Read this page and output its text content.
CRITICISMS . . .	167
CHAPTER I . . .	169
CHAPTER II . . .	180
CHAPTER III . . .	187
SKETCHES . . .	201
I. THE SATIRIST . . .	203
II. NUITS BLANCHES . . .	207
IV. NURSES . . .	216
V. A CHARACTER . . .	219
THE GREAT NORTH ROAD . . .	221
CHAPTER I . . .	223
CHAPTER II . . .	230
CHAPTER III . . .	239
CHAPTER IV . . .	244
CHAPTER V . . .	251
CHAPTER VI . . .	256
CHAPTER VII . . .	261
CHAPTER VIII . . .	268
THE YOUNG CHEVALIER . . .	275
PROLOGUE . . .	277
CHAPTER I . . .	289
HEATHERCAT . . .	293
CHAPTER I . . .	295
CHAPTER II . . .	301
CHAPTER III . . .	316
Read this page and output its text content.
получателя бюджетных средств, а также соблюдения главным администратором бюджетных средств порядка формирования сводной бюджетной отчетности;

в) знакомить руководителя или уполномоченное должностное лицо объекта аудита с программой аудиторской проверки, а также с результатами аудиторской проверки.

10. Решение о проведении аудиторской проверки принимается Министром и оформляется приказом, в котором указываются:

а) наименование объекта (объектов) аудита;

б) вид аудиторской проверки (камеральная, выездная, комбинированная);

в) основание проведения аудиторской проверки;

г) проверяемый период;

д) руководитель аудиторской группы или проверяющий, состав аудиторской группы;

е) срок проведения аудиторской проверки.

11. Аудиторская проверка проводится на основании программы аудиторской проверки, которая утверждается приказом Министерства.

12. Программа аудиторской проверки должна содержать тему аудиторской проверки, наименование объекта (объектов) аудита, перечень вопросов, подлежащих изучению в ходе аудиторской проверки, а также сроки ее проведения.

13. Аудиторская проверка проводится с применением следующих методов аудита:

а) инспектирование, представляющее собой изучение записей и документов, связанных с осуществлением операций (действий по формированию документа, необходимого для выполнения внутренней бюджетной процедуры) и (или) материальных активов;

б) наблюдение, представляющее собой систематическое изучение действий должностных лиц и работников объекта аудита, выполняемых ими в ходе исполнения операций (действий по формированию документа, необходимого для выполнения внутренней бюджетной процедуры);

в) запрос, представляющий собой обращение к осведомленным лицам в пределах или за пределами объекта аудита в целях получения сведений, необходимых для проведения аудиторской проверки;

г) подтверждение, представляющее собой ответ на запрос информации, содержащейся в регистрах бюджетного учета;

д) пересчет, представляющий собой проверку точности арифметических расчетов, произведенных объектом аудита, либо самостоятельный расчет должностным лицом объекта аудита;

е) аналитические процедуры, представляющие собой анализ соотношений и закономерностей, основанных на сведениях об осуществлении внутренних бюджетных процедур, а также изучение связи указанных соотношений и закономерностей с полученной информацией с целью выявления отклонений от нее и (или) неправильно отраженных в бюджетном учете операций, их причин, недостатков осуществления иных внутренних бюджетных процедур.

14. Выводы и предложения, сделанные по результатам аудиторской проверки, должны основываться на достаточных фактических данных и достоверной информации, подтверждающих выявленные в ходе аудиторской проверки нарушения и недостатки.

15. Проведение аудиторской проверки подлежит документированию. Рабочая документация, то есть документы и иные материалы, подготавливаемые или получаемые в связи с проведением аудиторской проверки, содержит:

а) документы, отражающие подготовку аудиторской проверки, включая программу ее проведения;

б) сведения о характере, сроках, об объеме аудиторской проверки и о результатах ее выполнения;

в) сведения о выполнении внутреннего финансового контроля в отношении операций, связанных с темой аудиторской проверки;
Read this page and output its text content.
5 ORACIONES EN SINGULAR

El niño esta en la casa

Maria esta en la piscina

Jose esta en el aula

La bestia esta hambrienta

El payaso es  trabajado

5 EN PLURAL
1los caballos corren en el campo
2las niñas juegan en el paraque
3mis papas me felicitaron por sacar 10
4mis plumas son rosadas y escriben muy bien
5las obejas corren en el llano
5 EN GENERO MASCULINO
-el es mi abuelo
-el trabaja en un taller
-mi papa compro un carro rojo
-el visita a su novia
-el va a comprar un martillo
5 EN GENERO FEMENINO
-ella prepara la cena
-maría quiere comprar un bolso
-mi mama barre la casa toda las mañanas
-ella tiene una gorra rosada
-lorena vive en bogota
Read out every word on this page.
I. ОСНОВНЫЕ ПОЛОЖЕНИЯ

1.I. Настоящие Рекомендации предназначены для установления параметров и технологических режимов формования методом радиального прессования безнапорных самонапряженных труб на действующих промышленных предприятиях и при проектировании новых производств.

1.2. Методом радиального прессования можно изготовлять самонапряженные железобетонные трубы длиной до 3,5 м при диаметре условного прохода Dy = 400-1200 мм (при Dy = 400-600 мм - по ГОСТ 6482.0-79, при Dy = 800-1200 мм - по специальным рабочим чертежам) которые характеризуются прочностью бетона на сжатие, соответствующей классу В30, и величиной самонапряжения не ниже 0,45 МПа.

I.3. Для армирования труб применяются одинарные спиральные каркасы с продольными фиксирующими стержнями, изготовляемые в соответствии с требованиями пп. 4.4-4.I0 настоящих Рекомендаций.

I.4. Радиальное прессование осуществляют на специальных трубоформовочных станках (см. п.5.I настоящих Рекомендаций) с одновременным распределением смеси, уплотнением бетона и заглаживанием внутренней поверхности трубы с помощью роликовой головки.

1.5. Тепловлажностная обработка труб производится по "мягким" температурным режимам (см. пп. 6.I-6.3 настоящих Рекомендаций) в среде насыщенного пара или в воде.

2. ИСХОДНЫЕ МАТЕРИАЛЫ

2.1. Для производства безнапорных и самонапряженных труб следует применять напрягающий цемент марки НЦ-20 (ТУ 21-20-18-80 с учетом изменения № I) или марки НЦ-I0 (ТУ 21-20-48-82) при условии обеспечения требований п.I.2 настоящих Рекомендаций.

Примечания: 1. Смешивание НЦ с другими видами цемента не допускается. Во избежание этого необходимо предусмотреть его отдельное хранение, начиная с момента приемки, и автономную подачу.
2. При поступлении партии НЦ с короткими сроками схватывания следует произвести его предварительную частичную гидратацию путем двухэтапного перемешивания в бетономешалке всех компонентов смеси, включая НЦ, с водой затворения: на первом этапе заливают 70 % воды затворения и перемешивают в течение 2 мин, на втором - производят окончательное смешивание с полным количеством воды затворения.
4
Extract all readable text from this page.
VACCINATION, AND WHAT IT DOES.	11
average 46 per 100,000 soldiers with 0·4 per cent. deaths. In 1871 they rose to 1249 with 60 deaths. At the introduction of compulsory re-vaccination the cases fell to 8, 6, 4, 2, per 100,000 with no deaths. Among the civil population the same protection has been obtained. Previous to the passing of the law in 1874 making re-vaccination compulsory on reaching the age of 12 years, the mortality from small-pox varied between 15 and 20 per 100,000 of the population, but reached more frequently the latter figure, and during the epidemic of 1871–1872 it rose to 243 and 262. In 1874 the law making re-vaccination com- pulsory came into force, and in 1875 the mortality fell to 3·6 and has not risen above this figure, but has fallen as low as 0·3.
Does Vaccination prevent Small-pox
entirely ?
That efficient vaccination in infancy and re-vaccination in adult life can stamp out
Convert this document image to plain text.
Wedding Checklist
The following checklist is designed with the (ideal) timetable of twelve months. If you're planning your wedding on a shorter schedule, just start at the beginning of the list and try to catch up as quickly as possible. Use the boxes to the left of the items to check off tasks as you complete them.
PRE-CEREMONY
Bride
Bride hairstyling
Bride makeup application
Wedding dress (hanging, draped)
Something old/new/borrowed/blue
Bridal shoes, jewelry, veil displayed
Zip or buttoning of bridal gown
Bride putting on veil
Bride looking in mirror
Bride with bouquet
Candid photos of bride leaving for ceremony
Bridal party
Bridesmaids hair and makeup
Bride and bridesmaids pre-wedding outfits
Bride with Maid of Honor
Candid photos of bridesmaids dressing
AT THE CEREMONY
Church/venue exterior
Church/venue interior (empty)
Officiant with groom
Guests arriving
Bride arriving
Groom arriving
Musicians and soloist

- - - - - - -

Pick out the lines containing the string "arriving".

Response:
Guests arriving
Bride arriving
Groom arriving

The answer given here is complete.